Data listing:
• • •

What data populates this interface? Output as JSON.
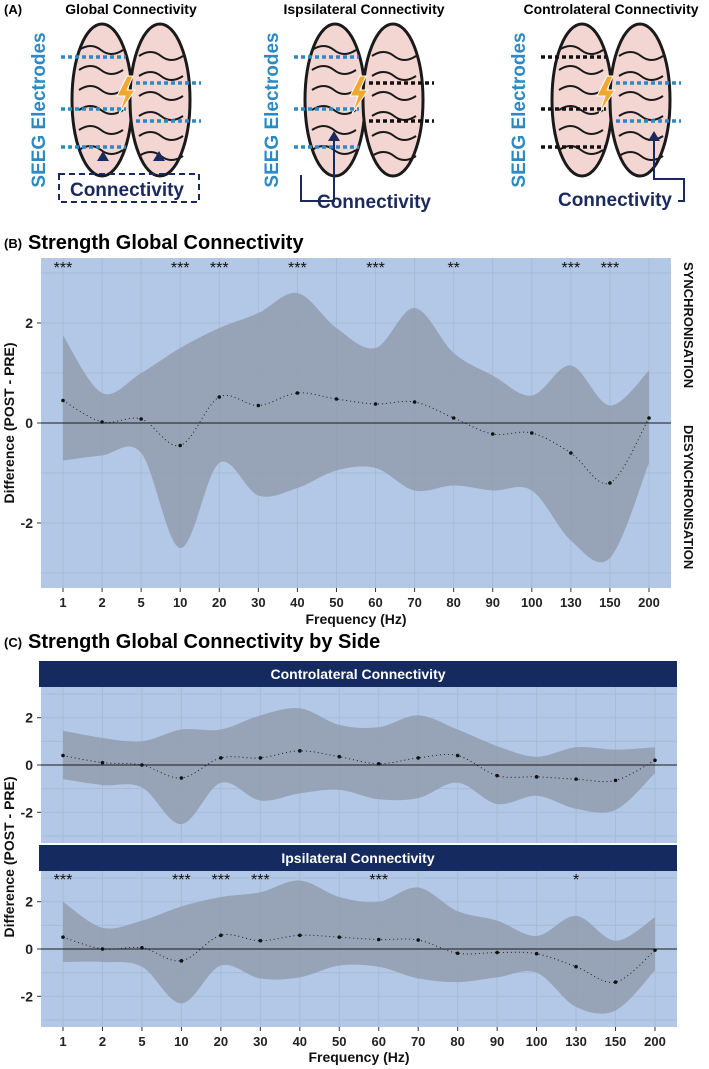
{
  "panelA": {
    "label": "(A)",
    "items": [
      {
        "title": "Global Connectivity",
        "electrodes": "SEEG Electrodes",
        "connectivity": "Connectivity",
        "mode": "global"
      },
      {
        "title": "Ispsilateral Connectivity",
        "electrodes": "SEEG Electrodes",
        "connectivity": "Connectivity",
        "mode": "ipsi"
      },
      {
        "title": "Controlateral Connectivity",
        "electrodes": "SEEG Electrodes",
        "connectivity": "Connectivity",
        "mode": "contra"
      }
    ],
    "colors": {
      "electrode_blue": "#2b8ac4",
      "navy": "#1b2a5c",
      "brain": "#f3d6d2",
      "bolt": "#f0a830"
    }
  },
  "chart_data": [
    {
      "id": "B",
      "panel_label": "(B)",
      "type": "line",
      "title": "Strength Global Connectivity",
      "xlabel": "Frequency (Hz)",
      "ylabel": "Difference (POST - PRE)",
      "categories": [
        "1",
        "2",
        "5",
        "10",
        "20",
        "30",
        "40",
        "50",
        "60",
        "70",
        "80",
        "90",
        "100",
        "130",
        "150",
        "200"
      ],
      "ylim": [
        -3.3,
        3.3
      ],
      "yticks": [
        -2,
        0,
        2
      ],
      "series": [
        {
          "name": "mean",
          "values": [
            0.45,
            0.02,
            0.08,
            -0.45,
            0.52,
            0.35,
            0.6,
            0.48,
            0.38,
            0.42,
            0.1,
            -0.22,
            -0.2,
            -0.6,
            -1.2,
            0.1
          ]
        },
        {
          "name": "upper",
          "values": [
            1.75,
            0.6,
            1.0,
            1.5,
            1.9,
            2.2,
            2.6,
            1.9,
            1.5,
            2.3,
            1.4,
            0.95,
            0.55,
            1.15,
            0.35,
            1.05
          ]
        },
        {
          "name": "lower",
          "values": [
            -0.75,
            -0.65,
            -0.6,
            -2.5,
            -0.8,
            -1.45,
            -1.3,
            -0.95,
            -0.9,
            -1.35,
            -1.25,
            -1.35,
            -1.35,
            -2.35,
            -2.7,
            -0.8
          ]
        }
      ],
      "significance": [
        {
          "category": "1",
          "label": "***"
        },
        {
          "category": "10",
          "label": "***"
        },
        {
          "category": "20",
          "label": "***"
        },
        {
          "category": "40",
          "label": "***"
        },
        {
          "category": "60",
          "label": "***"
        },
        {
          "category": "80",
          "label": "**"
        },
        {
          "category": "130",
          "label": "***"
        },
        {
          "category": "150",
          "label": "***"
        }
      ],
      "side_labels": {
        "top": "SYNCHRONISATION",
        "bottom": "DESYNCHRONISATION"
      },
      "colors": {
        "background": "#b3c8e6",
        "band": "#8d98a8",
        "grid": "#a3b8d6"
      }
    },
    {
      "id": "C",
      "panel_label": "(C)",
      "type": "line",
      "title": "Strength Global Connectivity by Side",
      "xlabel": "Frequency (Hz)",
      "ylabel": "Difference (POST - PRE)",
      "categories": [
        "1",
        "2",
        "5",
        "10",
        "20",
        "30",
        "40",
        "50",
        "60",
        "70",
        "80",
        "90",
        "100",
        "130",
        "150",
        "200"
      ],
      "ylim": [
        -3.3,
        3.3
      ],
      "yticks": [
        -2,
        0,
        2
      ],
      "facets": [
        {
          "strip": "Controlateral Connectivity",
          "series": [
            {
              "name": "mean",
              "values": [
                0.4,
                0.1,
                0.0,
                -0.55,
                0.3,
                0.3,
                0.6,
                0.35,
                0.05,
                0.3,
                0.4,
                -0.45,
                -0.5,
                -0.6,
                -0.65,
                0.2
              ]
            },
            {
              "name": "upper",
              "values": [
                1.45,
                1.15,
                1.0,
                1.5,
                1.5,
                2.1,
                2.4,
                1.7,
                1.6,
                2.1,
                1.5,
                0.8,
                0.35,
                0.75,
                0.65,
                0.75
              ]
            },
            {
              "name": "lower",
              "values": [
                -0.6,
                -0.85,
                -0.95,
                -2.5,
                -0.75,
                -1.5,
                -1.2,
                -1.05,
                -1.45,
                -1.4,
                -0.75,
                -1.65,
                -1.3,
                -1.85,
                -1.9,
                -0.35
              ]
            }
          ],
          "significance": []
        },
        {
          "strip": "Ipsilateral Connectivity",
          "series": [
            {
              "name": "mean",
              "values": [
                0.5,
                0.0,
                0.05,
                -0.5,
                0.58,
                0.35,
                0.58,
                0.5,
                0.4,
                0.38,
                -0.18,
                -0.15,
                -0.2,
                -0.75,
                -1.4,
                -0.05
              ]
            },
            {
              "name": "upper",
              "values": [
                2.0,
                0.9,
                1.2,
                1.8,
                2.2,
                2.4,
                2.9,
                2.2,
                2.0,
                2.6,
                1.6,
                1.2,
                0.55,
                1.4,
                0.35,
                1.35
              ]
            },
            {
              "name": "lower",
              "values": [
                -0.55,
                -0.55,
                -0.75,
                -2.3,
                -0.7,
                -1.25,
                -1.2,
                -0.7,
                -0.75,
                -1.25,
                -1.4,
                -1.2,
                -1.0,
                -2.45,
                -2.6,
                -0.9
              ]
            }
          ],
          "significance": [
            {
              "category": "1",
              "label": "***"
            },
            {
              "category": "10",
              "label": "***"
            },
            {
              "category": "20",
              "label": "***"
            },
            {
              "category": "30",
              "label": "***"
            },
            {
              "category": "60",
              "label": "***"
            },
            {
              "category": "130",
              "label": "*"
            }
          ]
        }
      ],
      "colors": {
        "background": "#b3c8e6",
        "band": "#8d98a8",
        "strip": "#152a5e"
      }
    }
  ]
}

• • •

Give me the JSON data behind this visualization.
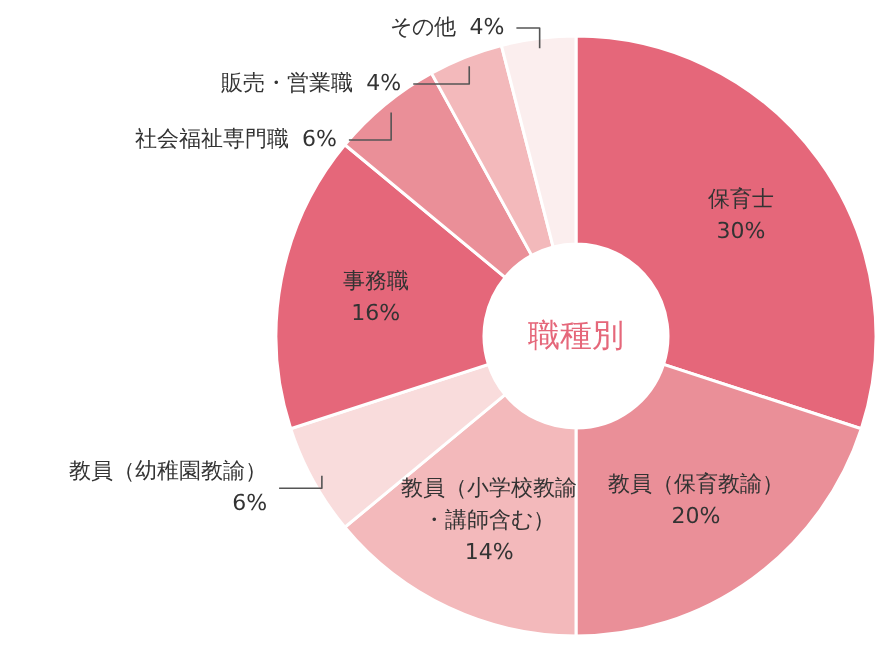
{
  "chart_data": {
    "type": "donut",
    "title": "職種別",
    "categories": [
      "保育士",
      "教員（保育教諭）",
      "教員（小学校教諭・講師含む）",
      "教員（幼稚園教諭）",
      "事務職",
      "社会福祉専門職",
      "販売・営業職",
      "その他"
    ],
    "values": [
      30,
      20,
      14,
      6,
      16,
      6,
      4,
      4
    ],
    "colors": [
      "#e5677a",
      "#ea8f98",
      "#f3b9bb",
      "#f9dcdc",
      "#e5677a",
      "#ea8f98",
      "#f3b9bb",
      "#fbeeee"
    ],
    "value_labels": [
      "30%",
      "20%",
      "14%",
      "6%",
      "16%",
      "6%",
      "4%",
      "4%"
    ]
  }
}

• • •

• [EXERCISE BRIEF] Identify the lines above with the word "this". Copy them.

• [RESPONSE BELOW]
What data populates this interface? Output as JSON.
Give me the JSON data behind this visualization.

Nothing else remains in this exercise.